— start of SUPPLIED PASSAGE —
Private and Public Sector Performance of Commercial Activities
This year, the Department of Defense is increasing significantly the number of functions that will be competed. Already, the Military Departments and Defense Agencies announced that they will conduct A-76 competitions involving more than 34,000 positions. Figure 3c illustrates that these competitions cut across a wide array of functions.
Figure 3c illustrates that these competitions cut across a wide array of functions.
In addition, the Department's components will conduct A-76 competitions for functions involving 30,000 FTEs in each of the next five fiscal years for a total of approximately 150,000 FTEs. As shown in Figure 3d, this annual effort represents more than a threefold increase over any year in the previous two decades.
Figure 3d.
A Commitment to Competition
The above chart shows the number of full-time equivalents (FTEs) studied for A-76 competition each year.
Based on historical experience, we expect to save (and will include in our FY 1999 budget) approximately $6 billion over the next five years, with annual recurring savings thereafter of $2.5 billion as a result of these studies.
We believe that we can, and must, look beyond these numbers to other areas where competition can improve performance and lower cost. Currently, as shown in Figure 3e, only a small percentage of DoD's total personnel is in positions classified as commercial activities subject to A-76 competition.
— end of SUPPLIED PASSAGE —
_TO BE DONE_
- A) Answer these about the passage on Defense Department A-76 competitions:
(i) How many positions are involved in the A-76 competitions that the Military Departments and Defense Agencies have already announced?
(ii) How many FTEs will the Department's components compete in each of the next five fiscal years?
(iii) What annual recurring savings are expected after the first five years?
- B) Can you write the next part of the passage on Defense Department A-76 competitions, picking up after its last sentence?
The lines after this passage are separate material.
— start of SOURCE MATERIAL —
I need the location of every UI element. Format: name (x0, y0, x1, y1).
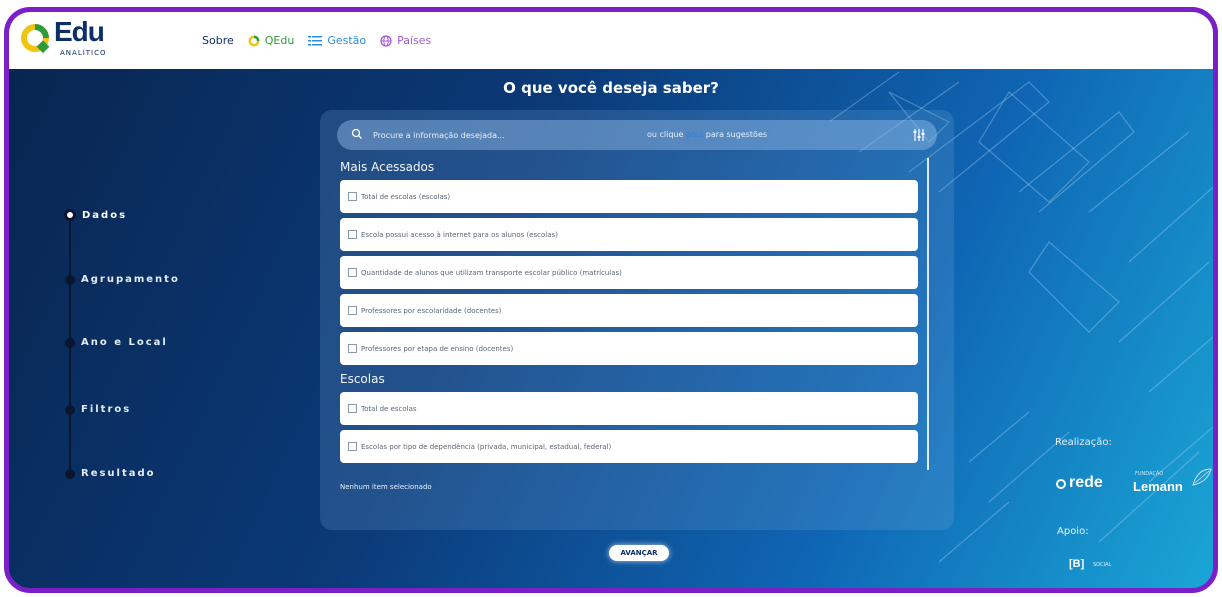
— end of SOURCE MATERIAL —
_RESPONSES IN ORDER_
- A)
(i) More than 34,000 positions.
(ii) 30,000 FTEs each year.
(iii) $2.5 billion.

- B)
Figure 3e.
Workplace and Commercial Activities Inventory
These classifications have been made over time, often on an ad hoc basis. To standardize our classification system, the Department will begin a review of all functions performed by its civilian and military personnel to identify which functions must be performed by government employees and which are commercial in nature and could be competed. This process is likely to increase candidates for A-76 competitions beyond the current levels.
Examples of A-76 Successes
In 1980 Fort Gordon, Georgia, used the A-76 process to compete installation logistics functions and its public works functions were competed in 1986. In 1990, the logistics and public works functions were combined into a Directorate of Installation Support whose work was competed and awarded to Johnson Controls. This resulted in annual contract savings of $916,000 and in-house savings, from elimination of duplicate logistics/public works staffs, of $225,000. Additional advantages of the combined contract include having a single contractor point of contact for installation customers and managers, and standardization of management, contract surveillance, and contractor-performance evaluation procedures.
Another important A-76 success has been the reengineering of the administrative and logistical support functions of the Defense Finance and Accounting Service (DFAS) facilities. In May 1997, DFAS completed the first ever multifunction, multi/location study in the government, involving all five of the major DFAS centers located around the country. The study involved such functions as mail, engineering, maintenance, and property management. In this competition, the in-house work force won by producing an annual savings of $4.1 million over the previous cost of completing the work. They accomplished the savings by streamlining operations, identifying opportunities for operational efficiencies, and reducing waste. This study was completed under schedule, in less than 26 months, instead of the allowed 48 months.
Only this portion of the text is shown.